Document excerpt.
************

After serving briefly in the Air Force Reserve and marrying his sweetheart, the 29-year-old Green was working as a manager at TG&Y, another five-and-dime, when he started the small business that would become Hobby Lobby. Borrowing $600 to buy equipment, Green teamed up with another store manager in 1970 to manufacture his first of many arts and crafts products: miniature picture frames. Soon the Green family kitchen table was converted into factory space manned by Barbara and the couple’s two young boys, Steve and Mart, who churned out frames for an allowance of 7 cents apiece. In 1972 he opened his first store, a 300-square-foot space in Oklahoma City.

Soon, with the help of a bead-buying craze among hippies (“God bless them,” Green says), he upgraded to a bigger location. Three years later he opened a second store in town, with 6,000 square feet of retail space, and quit his regular day job at TG&Y—against Barbara’s wishes. “She wasn’t on board at first,” Green says. “She was real comfortable with me working at TG&Y. They were doing $2 billion in sales; we did $100,000. Of course, they’re gone now, and we’re making $3 billion.”

Green steadfastly believes that the success is not his doing. “I think God has blessed us because we have given,” he says. Take Green’s account of Hobby Lobby’s close call with death in 1985. On one hand, there’s the perfectly reasonable, Business 101 explanation: He overleveraged the business and diluted the inventory with off-brand, expensive products like luggage, ceiling fans and gourmet foods. Then there’s Green’s explanation: “It was a pride problem, and I had to get rid of it,” he says, describing his leadership style. “It’s sort of like God says to me, because I was arrogant, ‘I’m going to let you have it by yourself.’ ” The Business 101 answer was downsizing, cost-cutting and pleading with creditors. The Green explanation: getting under his desk to pray for help. Whichever version is right, smart strategy or faith, combined with hard work, brought back profits.

Hobby Lobby remains a Christian company in every sense. It runs ads on Christmas and Easter in the local paper of each town where there’s a store, often asserting the religious foundation of America. Stores are closed on Sundays, forgoing revenue to give employees time to worship. The company keeps four chaplains on the payroll and offers a free health clinic for staff at the headquarters—although not for everything; it’s suing the federal government to stop the mandate to cover emergency contraception through health insurance. Green has raised the minimum wage for full-time employees a dollar each year since 2009—bringing it up to $13 an hour—and doesn’t expect to slow down. From his perspective, it’s only natural: “God tells us to go forth into the world and teach the Gospel to every creature. He doesn’t say skim from your employees to do that.”

************

Data extract.

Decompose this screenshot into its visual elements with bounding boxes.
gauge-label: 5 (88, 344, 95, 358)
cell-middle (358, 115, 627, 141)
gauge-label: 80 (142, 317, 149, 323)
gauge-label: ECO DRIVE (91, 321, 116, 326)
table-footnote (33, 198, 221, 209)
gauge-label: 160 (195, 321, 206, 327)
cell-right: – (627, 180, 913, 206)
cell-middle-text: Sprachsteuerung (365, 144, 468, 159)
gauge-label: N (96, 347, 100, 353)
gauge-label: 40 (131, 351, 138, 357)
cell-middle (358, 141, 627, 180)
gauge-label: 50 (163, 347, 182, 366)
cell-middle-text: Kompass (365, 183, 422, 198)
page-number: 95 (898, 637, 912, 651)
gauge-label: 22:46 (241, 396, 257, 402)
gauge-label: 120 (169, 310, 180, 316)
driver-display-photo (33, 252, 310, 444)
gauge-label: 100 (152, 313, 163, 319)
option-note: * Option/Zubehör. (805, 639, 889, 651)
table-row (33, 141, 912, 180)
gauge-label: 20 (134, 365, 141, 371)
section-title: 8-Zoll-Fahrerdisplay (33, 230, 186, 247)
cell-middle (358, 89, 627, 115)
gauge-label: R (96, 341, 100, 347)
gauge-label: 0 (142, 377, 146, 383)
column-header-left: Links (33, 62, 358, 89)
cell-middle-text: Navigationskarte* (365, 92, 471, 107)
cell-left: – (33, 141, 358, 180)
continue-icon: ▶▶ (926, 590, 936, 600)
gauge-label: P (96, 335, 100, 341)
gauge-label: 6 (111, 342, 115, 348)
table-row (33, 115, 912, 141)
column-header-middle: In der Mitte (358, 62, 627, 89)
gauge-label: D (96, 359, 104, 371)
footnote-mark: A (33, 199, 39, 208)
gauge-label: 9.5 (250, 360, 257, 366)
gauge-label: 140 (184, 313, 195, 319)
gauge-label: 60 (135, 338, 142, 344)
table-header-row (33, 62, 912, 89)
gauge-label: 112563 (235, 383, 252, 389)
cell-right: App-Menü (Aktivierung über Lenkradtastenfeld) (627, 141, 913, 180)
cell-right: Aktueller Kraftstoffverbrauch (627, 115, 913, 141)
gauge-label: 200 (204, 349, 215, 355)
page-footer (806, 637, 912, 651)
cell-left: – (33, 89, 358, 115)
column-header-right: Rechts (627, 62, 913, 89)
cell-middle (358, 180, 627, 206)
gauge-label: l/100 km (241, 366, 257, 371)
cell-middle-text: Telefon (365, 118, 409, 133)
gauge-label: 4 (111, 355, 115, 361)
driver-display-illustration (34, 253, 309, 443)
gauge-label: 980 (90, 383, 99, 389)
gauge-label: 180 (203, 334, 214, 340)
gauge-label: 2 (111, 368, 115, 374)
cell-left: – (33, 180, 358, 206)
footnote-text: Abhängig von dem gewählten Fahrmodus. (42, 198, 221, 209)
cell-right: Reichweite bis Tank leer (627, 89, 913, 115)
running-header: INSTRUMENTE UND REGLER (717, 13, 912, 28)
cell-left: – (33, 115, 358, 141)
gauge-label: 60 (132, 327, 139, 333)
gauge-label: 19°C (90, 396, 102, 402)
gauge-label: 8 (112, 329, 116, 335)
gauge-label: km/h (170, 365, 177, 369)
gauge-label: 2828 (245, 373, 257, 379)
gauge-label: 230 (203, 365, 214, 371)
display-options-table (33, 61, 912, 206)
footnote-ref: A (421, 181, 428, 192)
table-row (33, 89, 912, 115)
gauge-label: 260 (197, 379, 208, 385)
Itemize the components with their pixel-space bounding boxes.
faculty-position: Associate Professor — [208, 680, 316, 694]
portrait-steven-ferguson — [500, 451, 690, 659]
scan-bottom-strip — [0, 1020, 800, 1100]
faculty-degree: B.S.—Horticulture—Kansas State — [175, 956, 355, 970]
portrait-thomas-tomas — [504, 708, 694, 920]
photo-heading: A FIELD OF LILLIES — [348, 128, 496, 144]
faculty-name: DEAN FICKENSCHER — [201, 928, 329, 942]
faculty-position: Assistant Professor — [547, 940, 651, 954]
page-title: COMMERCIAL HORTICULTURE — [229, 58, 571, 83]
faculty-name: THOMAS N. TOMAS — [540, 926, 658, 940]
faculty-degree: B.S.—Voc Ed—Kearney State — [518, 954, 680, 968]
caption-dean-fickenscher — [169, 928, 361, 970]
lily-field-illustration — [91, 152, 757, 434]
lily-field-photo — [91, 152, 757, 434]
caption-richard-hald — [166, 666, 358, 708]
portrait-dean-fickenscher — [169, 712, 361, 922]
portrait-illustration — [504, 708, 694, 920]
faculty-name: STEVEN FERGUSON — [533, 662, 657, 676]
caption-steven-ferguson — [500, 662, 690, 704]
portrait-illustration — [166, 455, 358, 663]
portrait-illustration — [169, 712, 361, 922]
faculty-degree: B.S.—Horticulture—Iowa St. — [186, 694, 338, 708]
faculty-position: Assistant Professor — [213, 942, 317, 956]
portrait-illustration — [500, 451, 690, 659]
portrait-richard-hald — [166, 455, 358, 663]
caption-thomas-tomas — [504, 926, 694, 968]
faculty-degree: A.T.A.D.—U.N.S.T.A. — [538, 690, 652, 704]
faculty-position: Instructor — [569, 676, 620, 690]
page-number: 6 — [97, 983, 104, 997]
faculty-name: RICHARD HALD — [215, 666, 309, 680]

************

Instructions.
1. From the passage about Hobby Lobby, list the off-brand products that Green used to dilute the store's inventory before the 1985 crisis.
2. Reproduce everything in the passage about Hobby Lobby from "After serving briefly" down to "in Oklahoma City.", word for word.

Answers to each task.
1.
- luggage
- ceiling fans
- gourmet foods

2.
After serving briefly in the Air Force Reserve and marrying his sweetheart, the 29-year-old Green was working as a manager at TG&Y, another five-and-dime, when he started the small business that would become Hobby Lobby. Borrowing $600 to buy equipment, Green teamed up with another store manager in 1970 to manufacture his first of many arts and crafts products: miniature picture frames. Soon the Green family kitchen table was converted into factory space manned by Barbara and the couple’s two young boys, Steve and Mart, who churned out frames for an allowance of 7 cents apiece. In 1972 he opened his first store, a 300-square-foot space in Oklahoma City.